Assignment 1 »
Copy the passage on the ISFET carbapenemase sensor word for word, from "Imipenem hydrolysis monitored" to "of three measurements.".
Assignment 2 »
In the passage on the ISFET carbapenemase sensor, what threshold was used to find the lowest enzyme concentrations the sensor could detect?
Assignment 3 »
Pick up the passage on the ISFET carbapenemase sensor where it stops and continue writing it.

Excerpt provided »
++++++

The responses of the sensor to the various types of carbapenemases differed with some enzymes requiring higher quantities in order to observe measurable pH changes (Fig. 2a,b). The efficiency of the ISFET sensor to detect imipenem hydrolysis by the various carbapenemase types was estimated through comparisons of the rate of voltage reduction per one microliter of crude extract (VISFET) with the rate of absorbance units fall at 300 nm (VUV) caused by the same preparation during spectrophotometric monitoring of 80 μM imipenem hydrolysis in the ZnSO4 solution in parallel experiments (Table 1). The VISFET/VUV ratios indicated that from the tested β-lactamases NDM-1 could be detected with higher efficiency followed, in descending order, by NMC-A, IMP-1, KPC-2, VIM-1 and OXA-48 (Table 1). Moreover, comparisons of the lowest concentrations of the enzymes that could be detected with the ISFET (using a threshold of 10 mV fall at 30 min) showed that detection limits were at the sub-nanomolar level for NMC-A and NDM-1, nanomolar for IMP-1 and KPC-2, and sub-micromolar level for VIM-1 and OXA-48 (Table 1; Fig. 2). The ISFET detection efficiency for the various carbapenemases correlated with the respective steady-state catalysis constants (kcat) with enzymes exhibiting rapid imipenem turn-over causing higher pH shifts (Table 1).

Table 1

Imipenem hydrolysis monitored through the ISFET sensor and UV spectrophotometry using crude enzyme preparations.

Preparation	VISFET	VUVa	VISFET/VUV	ISFET detection limit	kcatc	Kmc
	(mV·min−1·μl−1)	(AU·min−1·μl−1)	(mV·AU−1)	(nM)b	(sec−1)	(μM)
VIM-1	− 0.18 ± 0.02	− 0.070 ± 0.001	2.5	130	2	1.5
NDM-1	− 1.9 ± 0.2	− 0.080 ± 0.001	24	0.4	64	35
IMP-1	− 1.3 ± 0.1	− 0.25 ± 0.04	5.2	4	46	39
KPC-2	− 0.007 ± 0.001	− 0.0015 ± 0.0003	4.7	11	15	51
NMC-A	− 2.8 ± 0.3	− 0.36 ± 0.05	7.8	0.1	1040	92
OXA-48	− 0.011 ± 0.002	− 0.018 ± 0.003	0.6	172	4.8	13

aData represent means ± standard deviations of three measurements.

++++++

Extracted material »

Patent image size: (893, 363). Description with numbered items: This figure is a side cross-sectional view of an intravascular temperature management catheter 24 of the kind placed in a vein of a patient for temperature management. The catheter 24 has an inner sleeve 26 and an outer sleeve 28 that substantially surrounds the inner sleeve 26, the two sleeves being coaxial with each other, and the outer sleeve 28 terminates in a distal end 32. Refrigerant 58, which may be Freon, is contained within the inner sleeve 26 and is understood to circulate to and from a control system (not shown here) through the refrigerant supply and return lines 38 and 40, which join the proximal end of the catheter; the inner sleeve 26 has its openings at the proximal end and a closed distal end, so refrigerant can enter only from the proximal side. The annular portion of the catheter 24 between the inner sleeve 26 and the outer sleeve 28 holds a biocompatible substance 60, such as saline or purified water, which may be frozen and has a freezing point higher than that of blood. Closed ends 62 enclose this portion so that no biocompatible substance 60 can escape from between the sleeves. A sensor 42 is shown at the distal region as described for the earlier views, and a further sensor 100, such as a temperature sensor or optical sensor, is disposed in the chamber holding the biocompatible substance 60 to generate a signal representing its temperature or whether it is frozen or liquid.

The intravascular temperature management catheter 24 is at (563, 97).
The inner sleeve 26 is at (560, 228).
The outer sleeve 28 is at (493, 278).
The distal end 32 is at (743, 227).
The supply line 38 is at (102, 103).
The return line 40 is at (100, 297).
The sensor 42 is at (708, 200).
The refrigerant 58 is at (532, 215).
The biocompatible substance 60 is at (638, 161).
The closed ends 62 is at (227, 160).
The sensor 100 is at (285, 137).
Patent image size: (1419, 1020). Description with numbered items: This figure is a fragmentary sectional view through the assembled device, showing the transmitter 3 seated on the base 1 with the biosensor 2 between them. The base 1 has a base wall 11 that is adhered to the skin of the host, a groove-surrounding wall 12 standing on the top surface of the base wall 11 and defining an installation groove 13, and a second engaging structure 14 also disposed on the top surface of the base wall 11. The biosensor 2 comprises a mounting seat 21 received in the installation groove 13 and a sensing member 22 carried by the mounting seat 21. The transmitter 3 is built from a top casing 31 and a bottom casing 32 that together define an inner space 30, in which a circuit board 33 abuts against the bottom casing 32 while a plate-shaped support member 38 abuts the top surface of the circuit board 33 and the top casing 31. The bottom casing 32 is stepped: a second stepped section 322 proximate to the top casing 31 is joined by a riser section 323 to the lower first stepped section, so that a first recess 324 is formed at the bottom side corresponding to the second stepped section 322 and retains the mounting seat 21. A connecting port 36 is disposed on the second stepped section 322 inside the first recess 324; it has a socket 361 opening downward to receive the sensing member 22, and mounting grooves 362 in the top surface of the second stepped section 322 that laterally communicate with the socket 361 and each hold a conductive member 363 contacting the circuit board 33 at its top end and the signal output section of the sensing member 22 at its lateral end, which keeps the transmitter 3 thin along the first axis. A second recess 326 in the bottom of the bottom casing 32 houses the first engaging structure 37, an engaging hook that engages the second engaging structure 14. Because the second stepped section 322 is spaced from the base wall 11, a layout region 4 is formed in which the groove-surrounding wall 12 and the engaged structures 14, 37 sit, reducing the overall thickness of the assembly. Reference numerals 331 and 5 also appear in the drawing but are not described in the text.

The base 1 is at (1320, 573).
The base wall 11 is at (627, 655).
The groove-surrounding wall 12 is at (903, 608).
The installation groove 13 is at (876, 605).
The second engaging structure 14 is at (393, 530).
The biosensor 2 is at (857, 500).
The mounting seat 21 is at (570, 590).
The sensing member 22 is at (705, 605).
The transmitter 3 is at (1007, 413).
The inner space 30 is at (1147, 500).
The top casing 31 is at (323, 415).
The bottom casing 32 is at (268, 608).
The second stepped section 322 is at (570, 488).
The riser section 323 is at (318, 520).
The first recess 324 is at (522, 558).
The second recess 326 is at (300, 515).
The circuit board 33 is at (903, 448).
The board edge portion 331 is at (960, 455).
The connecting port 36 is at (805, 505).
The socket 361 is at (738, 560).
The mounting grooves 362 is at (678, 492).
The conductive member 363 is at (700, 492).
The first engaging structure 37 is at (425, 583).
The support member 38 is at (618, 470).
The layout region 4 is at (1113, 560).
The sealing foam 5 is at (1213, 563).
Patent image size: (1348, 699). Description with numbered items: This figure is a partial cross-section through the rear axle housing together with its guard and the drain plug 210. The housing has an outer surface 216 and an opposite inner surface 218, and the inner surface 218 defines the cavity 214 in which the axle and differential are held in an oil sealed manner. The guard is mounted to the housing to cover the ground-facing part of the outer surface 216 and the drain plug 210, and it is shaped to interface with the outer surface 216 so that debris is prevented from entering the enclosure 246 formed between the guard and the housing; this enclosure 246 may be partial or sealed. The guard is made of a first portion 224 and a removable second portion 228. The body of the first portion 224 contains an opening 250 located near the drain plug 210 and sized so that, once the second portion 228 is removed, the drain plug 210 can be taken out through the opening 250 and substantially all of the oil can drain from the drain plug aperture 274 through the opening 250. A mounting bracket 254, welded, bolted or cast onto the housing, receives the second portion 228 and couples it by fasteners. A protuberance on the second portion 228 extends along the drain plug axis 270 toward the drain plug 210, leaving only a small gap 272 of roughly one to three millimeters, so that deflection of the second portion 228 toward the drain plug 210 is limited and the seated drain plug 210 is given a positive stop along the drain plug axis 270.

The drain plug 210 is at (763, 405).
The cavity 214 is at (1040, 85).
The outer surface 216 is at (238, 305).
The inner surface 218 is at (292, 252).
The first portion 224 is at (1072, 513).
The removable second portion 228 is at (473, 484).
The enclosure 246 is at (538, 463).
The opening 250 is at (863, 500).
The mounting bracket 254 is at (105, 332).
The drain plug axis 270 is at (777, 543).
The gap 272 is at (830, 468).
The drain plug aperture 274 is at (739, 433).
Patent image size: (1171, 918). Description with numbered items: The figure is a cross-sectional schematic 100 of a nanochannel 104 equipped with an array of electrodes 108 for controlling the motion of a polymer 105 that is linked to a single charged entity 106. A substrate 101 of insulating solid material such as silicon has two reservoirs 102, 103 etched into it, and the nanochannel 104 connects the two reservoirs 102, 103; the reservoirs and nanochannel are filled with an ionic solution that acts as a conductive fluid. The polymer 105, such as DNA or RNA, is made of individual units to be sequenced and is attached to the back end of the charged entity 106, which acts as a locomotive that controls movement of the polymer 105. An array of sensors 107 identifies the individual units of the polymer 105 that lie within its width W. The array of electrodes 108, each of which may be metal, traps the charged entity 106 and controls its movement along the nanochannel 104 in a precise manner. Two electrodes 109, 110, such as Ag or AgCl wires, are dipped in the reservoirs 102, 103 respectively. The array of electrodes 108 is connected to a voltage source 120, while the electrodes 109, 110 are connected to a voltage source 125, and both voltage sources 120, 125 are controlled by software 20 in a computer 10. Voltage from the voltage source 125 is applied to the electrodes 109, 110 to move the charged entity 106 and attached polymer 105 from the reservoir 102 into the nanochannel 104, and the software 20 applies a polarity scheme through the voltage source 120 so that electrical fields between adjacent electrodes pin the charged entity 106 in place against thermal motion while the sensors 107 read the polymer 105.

++++++

Written answer 1 »
Imipenem hydrolysis monitored through the ISFET sensor and UV spectrophotometry using crude enzyme preparations.

Preparation	VISFET	VUVa	VISFET/VUV	ISFET detection limit	kcatc	Kmc
	(mV·min−1·μl−1)	(AU·min−1·μl−1)	(mV·AU−1)	(nM)b	(sec−1)	(μM)
VIM-1	− 0.18 ± 0.02	− 0.070 ± 0.001	2.5	130	2	1.5
NDM-1	− 1.9 ± 0.2	− 0.080 ± 0.001	24	0.4	64	35
IMP-1	− 1.3 ± 0.1	− 0.25 ± 0.04	5.2	4	46	39
KPC-2	− 0.007 ± 0.001	− 0.0015 ± 0.0003	4.7	11	15	51
NMC-A	− 2.8 ± 0.3	− 0.36 ± 0.05	7.8	0.1	1040	92
OXA-48	− 0.011 ± 0.002	− 0.018 ± 0.003	0.6	172	4.8	13

aData represent means ± standard deviations of three measurements.

Written answer 2 »
A fall of 10 mV at 30 min.

Written answer 3 »
bApproximate enzyme concentration in the final measurement solution.

cData published in references 39–44.

VISFET: Voltage fall per minute per μl of enzyme preparation used.

UV: absorbance units fall at 300 nm during hydrolysis of 80 μM imipenem in the ZnSO4 solution per minute per μl of enzyme preparation used.

Whole cell assays using laboratory E. coli clones

Preliminary experiments showed that the apparatus was able to detect imipenem hydrolysis caused by dense suspensions of intact MβL producing recombinant E. coli clones (e.g. E. coli pZE21-VIM-1; Fig. 3a). The voltage fall observed with the mixture of the bacterial suspensions and imipenem was considerably higher compared to either the bacterial suspension alone or imipenem (Fig. 3a). Yet, in the measurements of bacterial suspensions (Fig. 3; control 2 curves) the pH was not stable and after an initial increase phase it dropped at rates higher than the imipenem measurement (Fig. 3; control 1 curves). This was rather anticipated, as experiments were performed in un-buffered conditions and intact bacterial cells could affect the ion composition of their environment. The above observations suggested that in experiments of whole bacterial cells an additional control measurement of the bacterial suspension alone had to be included and that the bacterium/imipenem curve had to be corrected by subtracting both control curves (Fig. 3a; lower graph). Application of the ISFET method on recombinant clones over-producing non-carbapenemases (e.g. E. coli pBCMY-2; Fig. 3b) revealed that the voltage fall observed with the bacterium/imipenem mixtures was lower compared with that of the bacterium alone with the latter measurements yielding even higher rates of pH changes (probably due to a buffering effect of the imipenem solution), thus suggesting that any minor imipenem hydrolysis by non-carbapenemase producing bacteria could not be detected by the apparatus.

Figure 3

Assays using laboratory E. coli strains directly from bacterial cultures. (a,b): Measurements of clones overproducing the VIM-1 MβL and the CMY-2 class C beta-lactamase. In each experiment three measurements were obtained corresponding to the imipenem solution (control 1), the bacterial suspension (control 2) and their between mixture. The normalized curve of the imipenem-bacterium mix was corrected by subtracting those of the two controls. (c) Cumulative data of laboratory strains experiments. Control corrected curves of bacterial suspensions when interacting with imipenem are shown. MβL as well as the majority of SbL carbapenemase producing clones yielded imipenem hydrolysis that was detectable by the ISFET. The strain overproducing the GES-5 carbapenemase and the clones expressing β-lactamases with weak or no imipenemase activity yielded voltage changes in the corrected curves that were greater than zero.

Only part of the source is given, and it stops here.